**WHAT YOU ARE ASKED TO DO:**
Output the lines that follow exactly as they are.

**DATA FOR PROCESSING:**
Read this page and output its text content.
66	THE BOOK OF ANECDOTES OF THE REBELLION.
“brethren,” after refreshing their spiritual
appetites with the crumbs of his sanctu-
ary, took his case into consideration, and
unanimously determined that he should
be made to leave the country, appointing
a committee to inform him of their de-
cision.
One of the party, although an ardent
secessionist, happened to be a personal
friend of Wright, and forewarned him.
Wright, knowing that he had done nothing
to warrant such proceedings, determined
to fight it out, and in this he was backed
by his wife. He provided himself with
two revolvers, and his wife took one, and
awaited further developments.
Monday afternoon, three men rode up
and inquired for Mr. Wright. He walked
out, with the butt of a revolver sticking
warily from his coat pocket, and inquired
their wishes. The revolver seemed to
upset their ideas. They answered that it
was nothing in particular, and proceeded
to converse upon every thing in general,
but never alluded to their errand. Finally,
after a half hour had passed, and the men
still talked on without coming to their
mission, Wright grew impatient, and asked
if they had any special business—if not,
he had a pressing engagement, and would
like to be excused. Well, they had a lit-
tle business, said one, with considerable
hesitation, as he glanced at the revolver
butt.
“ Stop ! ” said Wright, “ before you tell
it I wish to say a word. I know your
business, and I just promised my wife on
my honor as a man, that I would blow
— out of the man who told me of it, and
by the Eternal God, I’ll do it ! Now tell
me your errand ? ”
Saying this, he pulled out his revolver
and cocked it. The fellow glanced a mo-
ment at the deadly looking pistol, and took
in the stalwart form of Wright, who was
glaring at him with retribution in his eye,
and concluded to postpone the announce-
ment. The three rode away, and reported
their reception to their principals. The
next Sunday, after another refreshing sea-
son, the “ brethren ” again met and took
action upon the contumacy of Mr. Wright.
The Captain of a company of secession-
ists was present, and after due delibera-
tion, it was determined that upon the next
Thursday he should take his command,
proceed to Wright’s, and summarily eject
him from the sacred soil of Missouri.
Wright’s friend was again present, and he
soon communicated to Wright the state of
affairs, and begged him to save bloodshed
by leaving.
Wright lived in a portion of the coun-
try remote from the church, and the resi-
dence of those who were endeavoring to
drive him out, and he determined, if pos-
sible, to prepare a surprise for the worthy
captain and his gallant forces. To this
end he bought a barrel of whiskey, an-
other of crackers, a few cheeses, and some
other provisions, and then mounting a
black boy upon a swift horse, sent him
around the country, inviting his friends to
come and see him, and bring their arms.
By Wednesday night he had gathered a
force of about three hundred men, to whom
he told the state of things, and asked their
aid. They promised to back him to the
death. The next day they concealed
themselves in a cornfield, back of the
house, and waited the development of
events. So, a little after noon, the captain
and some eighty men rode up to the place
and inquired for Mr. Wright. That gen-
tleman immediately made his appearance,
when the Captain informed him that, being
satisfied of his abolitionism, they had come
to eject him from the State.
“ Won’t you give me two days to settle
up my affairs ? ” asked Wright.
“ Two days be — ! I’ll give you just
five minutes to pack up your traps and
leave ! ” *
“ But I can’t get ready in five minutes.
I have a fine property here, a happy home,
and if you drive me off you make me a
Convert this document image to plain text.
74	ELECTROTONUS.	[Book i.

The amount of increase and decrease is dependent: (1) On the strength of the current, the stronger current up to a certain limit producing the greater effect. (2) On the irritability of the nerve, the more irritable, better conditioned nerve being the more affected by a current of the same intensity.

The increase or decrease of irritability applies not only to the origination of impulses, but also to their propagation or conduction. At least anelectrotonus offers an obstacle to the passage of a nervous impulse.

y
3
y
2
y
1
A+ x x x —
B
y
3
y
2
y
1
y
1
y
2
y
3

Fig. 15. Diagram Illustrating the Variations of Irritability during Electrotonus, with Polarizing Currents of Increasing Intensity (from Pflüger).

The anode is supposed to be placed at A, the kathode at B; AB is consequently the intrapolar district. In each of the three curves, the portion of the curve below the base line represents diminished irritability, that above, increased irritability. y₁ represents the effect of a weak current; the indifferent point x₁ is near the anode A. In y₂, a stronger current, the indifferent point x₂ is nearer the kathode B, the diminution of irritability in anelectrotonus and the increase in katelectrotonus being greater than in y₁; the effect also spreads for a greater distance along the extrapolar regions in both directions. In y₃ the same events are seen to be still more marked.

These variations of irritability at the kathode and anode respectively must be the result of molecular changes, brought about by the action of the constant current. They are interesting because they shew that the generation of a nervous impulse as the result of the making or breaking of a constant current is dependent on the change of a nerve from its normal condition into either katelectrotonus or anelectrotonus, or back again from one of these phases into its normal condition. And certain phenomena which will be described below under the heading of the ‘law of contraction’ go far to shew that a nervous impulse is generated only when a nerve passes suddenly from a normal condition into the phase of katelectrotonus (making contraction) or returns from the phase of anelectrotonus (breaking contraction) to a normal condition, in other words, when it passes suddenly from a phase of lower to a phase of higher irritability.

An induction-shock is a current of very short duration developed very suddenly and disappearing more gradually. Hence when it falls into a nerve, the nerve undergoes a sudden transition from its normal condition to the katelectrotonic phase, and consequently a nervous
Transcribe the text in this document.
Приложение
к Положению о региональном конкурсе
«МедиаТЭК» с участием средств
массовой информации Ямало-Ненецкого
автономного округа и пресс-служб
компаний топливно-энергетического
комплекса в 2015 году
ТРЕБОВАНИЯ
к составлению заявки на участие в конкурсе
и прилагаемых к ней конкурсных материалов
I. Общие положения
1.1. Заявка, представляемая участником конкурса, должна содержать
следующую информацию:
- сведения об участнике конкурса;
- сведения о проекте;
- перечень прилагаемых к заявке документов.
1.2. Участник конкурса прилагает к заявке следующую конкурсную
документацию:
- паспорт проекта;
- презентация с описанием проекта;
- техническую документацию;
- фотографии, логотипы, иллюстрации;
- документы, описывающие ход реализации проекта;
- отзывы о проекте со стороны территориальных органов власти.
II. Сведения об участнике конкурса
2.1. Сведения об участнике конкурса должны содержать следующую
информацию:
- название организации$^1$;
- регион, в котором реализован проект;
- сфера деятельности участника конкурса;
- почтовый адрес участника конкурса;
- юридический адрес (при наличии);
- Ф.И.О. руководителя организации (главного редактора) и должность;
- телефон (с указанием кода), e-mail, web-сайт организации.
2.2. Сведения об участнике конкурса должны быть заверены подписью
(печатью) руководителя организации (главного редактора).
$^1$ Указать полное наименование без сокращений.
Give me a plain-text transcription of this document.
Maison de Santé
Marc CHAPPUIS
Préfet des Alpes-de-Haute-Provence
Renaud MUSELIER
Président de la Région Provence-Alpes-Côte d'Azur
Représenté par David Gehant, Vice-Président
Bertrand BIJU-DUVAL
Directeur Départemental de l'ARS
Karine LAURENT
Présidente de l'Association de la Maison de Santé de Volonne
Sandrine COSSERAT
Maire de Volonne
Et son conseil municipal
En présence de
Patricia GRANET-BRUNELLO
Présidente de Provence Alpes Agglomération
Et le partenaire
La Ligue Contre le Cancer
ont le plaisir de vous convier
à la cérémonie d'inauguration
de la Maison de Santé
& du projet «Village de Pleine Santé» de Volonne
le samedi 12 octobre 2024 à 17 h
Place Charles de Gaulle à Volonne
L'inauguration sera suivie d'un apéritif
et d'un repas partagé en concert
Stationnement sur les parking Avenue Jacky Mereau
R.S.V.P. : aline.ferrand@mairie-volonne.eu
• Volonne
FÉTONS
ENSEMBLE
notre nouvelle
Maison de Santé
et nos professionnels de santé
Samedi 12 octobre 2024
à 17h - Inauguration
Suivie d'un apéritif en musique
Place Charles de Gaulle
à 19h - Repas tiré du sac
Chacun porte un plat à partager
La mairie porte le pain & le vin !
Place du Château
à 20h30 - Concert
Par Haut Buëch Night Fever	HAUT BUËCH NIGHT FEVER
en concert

**OUTPUT OF THE EXERCISE:**
Read this page and output its text content.
66	THE BOOK OF ANECDOTES OF THE REBELLION.
“brethren,” after refreshing their spiritual
appetites with the crumbs of his sanctu-
ary, took his case into consideration, and
unanimously determined that he should
be made to leave the country, appointing
a committee to inform him of their de-
cision.
One of the party, although an ardent
secessionist, happened to be a personal
friend of Wright, and forewarned him.
Wright, knowing that he had done nothing
to warrant such proceedings, determined
to fight it out, and in this he was backed
by his wife. He provided himself with
two revolvers, and his wife took one, and
awaited further developments.
Monday afternoon, three men rode up
and inquired for Mr. Wright. He walked
out, with the butt of a revolver sticking
warily from his coat pocket, and inquired
their wishes. The revolver seemed to
upset their ideas. They answered that it
was nothing in particular, and proceeded
to converse upon every thing in general,
but never alluded to their errand. Finally,
after a half hour had passed, and the men
still talked on without coming to their
mission, Wright grew impatient, and asked
if they had any special business—if not,
he had a pressing engagement, and would
like to be excused. Well, they had a lit-
tle business, said one, with considerable
hesitation, as he glanced at the revolver
butt.
“ Stop ! ” said Wright, “ before you tell
it I wish to say a word. I know your
business, and I just promised my wife on
my honor as a man, that I would blow
— out of the man who told me of it, and
by the Eternal God, I’ll do it ! Now tell
me your errand ? ”
Saying this, he pulled out his revolver
and cocked it. The fellow glanced a mo-
ment at the deadly looking pistol, and took
in the stalwart form of Wright, who was
glaring at him with retribution in his eye,
and concluded to postpone the announce-
ment. The three rode away, and reported
their reception to their principals. The
next Sunday, after another refreshing sea-
son, the “ brethren ” again met and took
action upon the contumacy of Mr. Wright.
The Captain of a company of secession-
ists was present, and after due delibera-
tion, it was determined that upon the next
Thursday he should take his command,
proceed to Wright’s, and summarily eject
him from the sacred soil of Missouri.
Wright’s friend was again present, and he
soon communicated to Wright the state of
affairs, and begged him to save bloodshed
by leaving.
Wright lived in a portion of the coun-
try remote from the church, and the resi-
dence of those who were endeavoring to
drive him out, and he determined, if pos-
sible, to prepare a surprise for the worthy
captain and his gallant forces. To this
end he bought a barrel of whiskey, an-
other of crackers, a few cheeses, and some
other provisions, and then mounting a
black boy upon a swift horse, sent him
around the country, inviting his friends to
come and see him, and bring their arms.
By Wednesday night he had gathered a
force of about three hundred men, to whom
he told the state of things, and asked their
aid. They promised to back him to the
death. The next day they concealed
themselves in a cornfield, back of the
house, and waited the development of
events. So, a little after noon, the captain
and some eighty men rode up to the place
and inquired for Mr. Wright. That gen-
tleman immediately made his appearance,
when the Captain informed him that, being
satisfied of his abolitionism, they had come
to eject him from the State.
“ Won’t you give me two days to settle
up my affairs ? ” asked Wright.
“ Two days be — ! I’ll give you just
five minutes to pack up your traps and
leave ! ” *
“ But I can’t get ready in five minutes.
I have a fine property here, a happy home,
and if you drive me off you make me a
Convert this document image to plain text.
74	ELECTROTONUS.	[Book i.

The amount of increase and decrease is dependent: (1) On the strength of the current, the stronger current up to a certain limit producing the greater effect. (2) On the irritability of the nerve, the more irritable, better conditioned nerve being the more affected by a current of the same intensity.

The increase or decrease of irritability applies not only to the origination of impulses, but also to their propagation or conduction. At least anelectrotonus offers an obstacle to the passage of a nervous impulse.

y
3
y
2
y
1
A+ x x x —
B
y
3
y
2
y
1
y
1
y
2
y
3

Fig. 15. Diagram Illustrating the Variations of Irritability during Electrotonus, with Polarizing Currents of Increasing Intensity (from Pflüger).

The anode is supposed to be placed at A, the kathode at B; AB is consequently the intrapolar district. In each of the three curves, the portion of the curve below the base line represents diminished irritability, that above, increased irritability. y₁ represents the effect of a weak current; the indifferent point x₁ is near the anode A. In y₂, a stronger current, the indifferent point x₂ is nearer the kathode B, the diminution of irritability in anelectrotonus and the increase in katelectrotonus being greater than in y₁; the effect also spreads for a greater distance along the extrapolar regions in both directions. In y₃ the same events are seen to be still more marked.

These variations of irritability at the kathode and anode respectively must be the result of molecular changes, brought about by the action of the constant current. They are interesting because they shew that the generation of a nervous impulse as the result of the making or breaking of a constant current is dependent on the change of a nerve from its normal condition into either katelectrotonus or anelectrotonus, or back again from one of these phases into its normal condition. And certain phenomena which will be described below under the heading of the ‘law of contraction’ go far to shew that a nervous impulse is generated only when a nerve passes suddenly from a normal condition into the phase of katelectrotonus (making contraction) or returns from the phase of anelectrotonus (breaking contraction) to a normal condition, in other words, when it passes suddenly from a phase of lower to a phase of higher irritability.

An induction-shock is a current of very short duration developed very suddenly and disappearing more gradually. Hence when it falls into a nerve, the nerve undergoes a sudden transition from its normal condition to the katelectrotonic phase, and consequently a nervous
Transcribe the text in this document.
Приложение
к Положению о региональном конкурсе
«МедиаТЭК» с участием средств
массовой информации Ямало-Ненецкого
автономного округа и пресс-служб
компаний топливно-энергетического
комплекса в 2015 году
ТРЕБОВАНИЯ
к составлению заявки на участие в конкурсе
и прилагаемых к ней конкурсных материалов
I. Общие положения
1.1. Заявка, представляемая участником конкурса, должна содержать
следующую информацию:
- сведения об участнике конкурса;
- сведения о проекте;
- перечень прилагаемых к заявке документов.
1.2. Участник конкурса прилагает к заявке следующую конкурсную
документацию:
- паспорт проекта;
- презентация с описанием проекта;
- техническую документацию;
- фотографии, логотипы, иллюстрации;
- документы, описывающие ход реализации проекта;
- отзывы о проекте со стороны территориальных органов власти.
II. Сведения об участнике конкурса
2.1. Сведения об участнике конкурса должны содержать следующую
информацию:
- название организации$^1$;
- регион, в котором реализован проект;
- сфера деятельности участника конкурса;
- почтовый адрес участника конкурса;
- юридический адрес (при наличии);
- Ф.И.О. руководителя организации (главного редактора) и должность;
- телефон (с указанием кода), e-mail, web-сайт организации.
2.2. Сведения об участнике конкурса должны быть заверены подписью
(печатью) руководителя организации (главного редактора).
$^1$ Указать полное наименование без сокращений.
Give me a plain-text transcription of this document.
Maison de Santé
Marc CHAPPUIS
Préfet des Alpes-de-Haute-Provence
Renaud MUSELIER
Président de la Région Provence-Alpes-Côte d'Azur
Représenté par David Gehant, Vice-Président
Bertrand BIJU-DUVAL
Directeur Départemental de l'ARS
Karine LAURENT
Présidente de l'Association de la Maison de Santé de Volonne
Sandrine COSSERAT
Maire de Volonne
Et son conseil municipal
En présence de
Patricia GRANET-BRUNELLO
Présidente de Provence Alpes Agglomération
Et le partenaire
La Ligue Contre le Cancer
ont le plaisir de vous convier
à la cérémonie d'inauguration
de la Maison de Santé
& du projet «Village de Pleine Santé» de Volonne
le samedi 12 octobre 2024 à 17 h
Place Charles de Gaulle à Volonne
L'inauguration sera suivie d'un apéritif
et d'un repas partagé en concert
Stationnement sur les parking Avenue Jacky Mereau
R.S.V.P. : aline.ferrand@mairie-volonne.eu
• Volonne
FÉTONS
ENSEMBLE
notre nouvelle
Maison de Santé
et nos professionnels de santé
Samedi 12 octobre 2024
à 17h - Inauguration
Suivie d'un apéritif en musique
Place Charles de Gaulle
à 19h - Repas tiré du sac
Chacun porte un plat à partager
La mairie porte le pain & le vin !
Place du Château
à 20h30 - Concert
Par Haut Buëch Night Fever	HAUT BUËCH NIGHT FEVER
en concert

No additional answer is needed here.